### Requirements
• a. Repeat a passage from the securities filing on the issuer's board and capitalization. Begin at the words "As the result of the transaction being" and stop after "with the Issuer.".
• b. Pick up the securities filing on the issuer's board and capitalization after its last sentence and write the next part.

### Document segment
As the result of the transaction with the Reporting
Person, the Issuer does not contemplate selling, transferring, or disposing of any of its assets, nor of those held in any of its
active or dormant subsidiaries.
The Issuer's Articles of Incorporation, as
amended, provide that the Issuer is required to have at least one person to serve on its Board of Directors. Prior to the transaction
that is subject to this schedule, the Issuer's President, Randolph S. Hudson, was the only member of the Issuer's Board of Directors.
As the result of the transaction being reported herein, the Reporting Person was appointed to the Issue's Board of Directors. The
terms of the Issuer's appointment provide that he shall serve until he resigns, until his death, or by operation of law. There
are no proposals to fill additional vacancies on the Issuer's Board of Directors; however, should the Issuer acquire any new asset,
it may be a condition to the acquisition, and depending on the asset's value and the terms of financing the acquisition of the
asset, to appoint the seller of the asset, or his representative, to the Issuer's Board of Directors as inducement for any seller
to enter into a transaction with the Issuer.
As of the date of the even reported herein,
there has not been any material change in the present capitalization or dividend policy of the Issuer. However, as the result and
as parts of the Corporate Actions, the Issuer will be effecting a split down of its Common Stock at the ratio of 1:15,000, the
conversion of the holders shares in the Issuer's Series B Preferred Stock to Common Stock at the required ratio of 4:1, the cancellation
of the Issuer's Series B Preferred Stock, the cancellation of the Issuer's Series C Preferred Stock, and the restatement of the
Issuer's Articles of Incorporation; whereby, the capital stock of the company will be restated to authorize the Issuer to issue
250,000,000 shares of Common Stock and 75,000,000 shares of Series A Preferred Stock. The Corporate Actions shall be subject to
review by FINRA. Due to FINRA's review, the Issuer is uncertain when the Corporate Actions will become effective, if at all.

### Provided material
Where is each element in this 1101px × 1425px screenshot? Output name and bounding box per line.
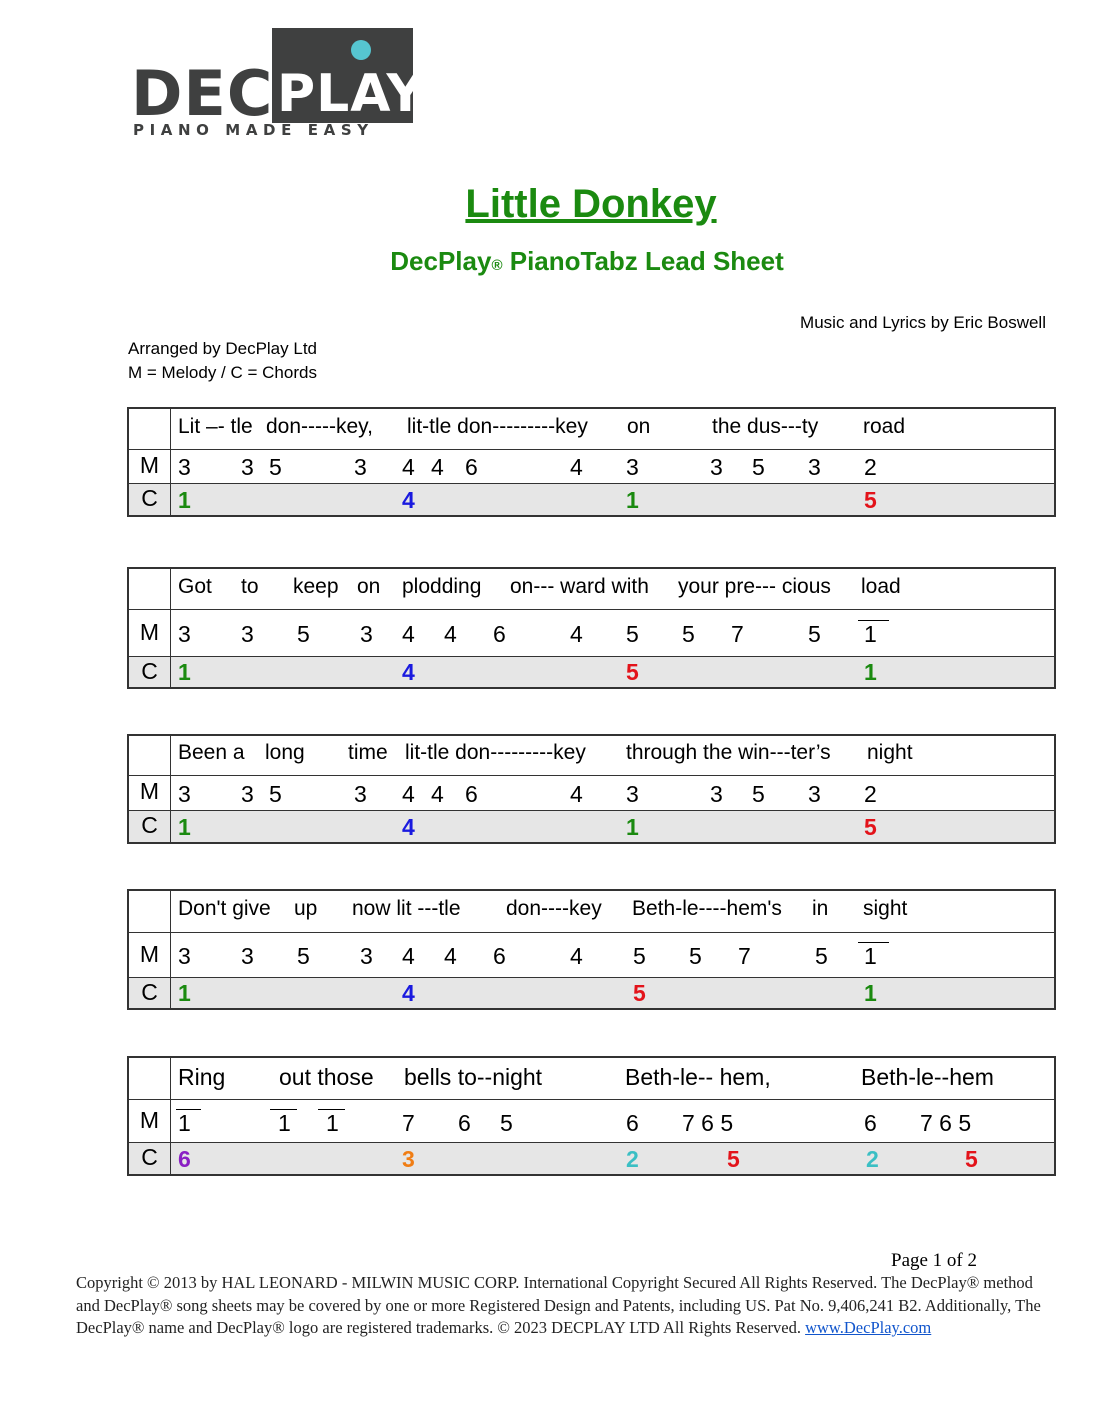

### Results for the exercise
• a.
As the result of the transaction being reported herein, the Reporting Person was appointed to the Issue's Board of Directors. The
terms of the Issuer's appointment provide that he shall serve until he resigns, until his death, or by operation of law. There
are no proposals to fill additional vacancies on the Issuer's Board of Directors; however, should the Issuer acquire any new asset,
it may be a condition to the acquisition, and depending on the asset's value and the terms of financing the acquisition of the
asset, to appoint the seller of the asset, or his representative, to the Issuer's Board of Directors as inducement for any seller
to enter into a transaction with the Issuer.

• b.
On November 24, 2017, the Issuer filed a notification
on Form N-8A with the Commission. Pursuant to the Issuer's notification thereunder, the Issuer became subject to the Investment
Company Act of 1940 ("1940 Act"), and, the Issuer is required to file a registration statement under the Securities Act
of 1933 or the 1940 Act with the Commission not later than March 24, 2018. At present the Issuer will be reviewing its policies
to fully observe the requirements and provisions that govern 1940 Act companies. Presently, the Issuer has no plans or proposals
to change its investment policy; however, if the Issuer must become compliant with the rules and regulations of the 1940 Act, the
Issuer may have to adjust its investment policy.
Each of the Issuer's Articles of Incorporation,
as amended, its bylaws, or any other instrument, does not contain any provision to restrict or impede a change in control of the
Issuer. Notwithstanding this fact, the Issuer's control stock is that of its Series A Preferred Stock, the shares of which have
preferential and superior voting rights over the shares of the Issuer's Common Stock. Consequently, the holder of the Issuer's
control stock may approve or disapprove any corporate action or material event of the Issuer and may override any action(s) undertaken
by the holders of the Issuer's Common Stock, unless pursuant to the terms of any validly enforceable agreement or other voting
arrangement with the holders of the Issuer's Common Stock. As of the date of this schedule, there is no voting agreement between
the Issuer's control stockholder and the holder of any shares of Common Stock, except, as to the disposition by the Issuer of IDGC,
its assets, or its subsidiaries.
ITEM 5. INTEREST IN SECURITIES OF ISSUER.
As of the date of this schedule, the Issuer
has issued 28,865,593,734 shares of its Common Stock. Under the transaction being reported on this schedule, the Issuer issued
the Reporting Person 7,100,000,000 shares of Common Stock, which is included in the aforesaid aggregate amount. The Reporting Person
is the beneficial owner of the aforementioned shares of the Issuer's Common Stock and his percentage ownership of the Issuer's
total issued and outstanding Common Stock is 32.6%. The Reporting Person is not a member of any voting group, as that term is defined
in Section 13(d)(3) of the Act. The Reporting Person and the Issuer did timely comply with ownership disclosure requirements pursuant
to Section 16(a) of the Act, and did timely file the same with the Commission.
The Reporting Person has the sole power to
vote or to direct the vote and the sole power to dispose or to direct the disposition of the Issuer's Common Stock, which is the
subject of this schedule.
The transaction reported on this schedule is
the only transaction that required the filing of a Schedule 13D within the 60 days prior to the date hereof.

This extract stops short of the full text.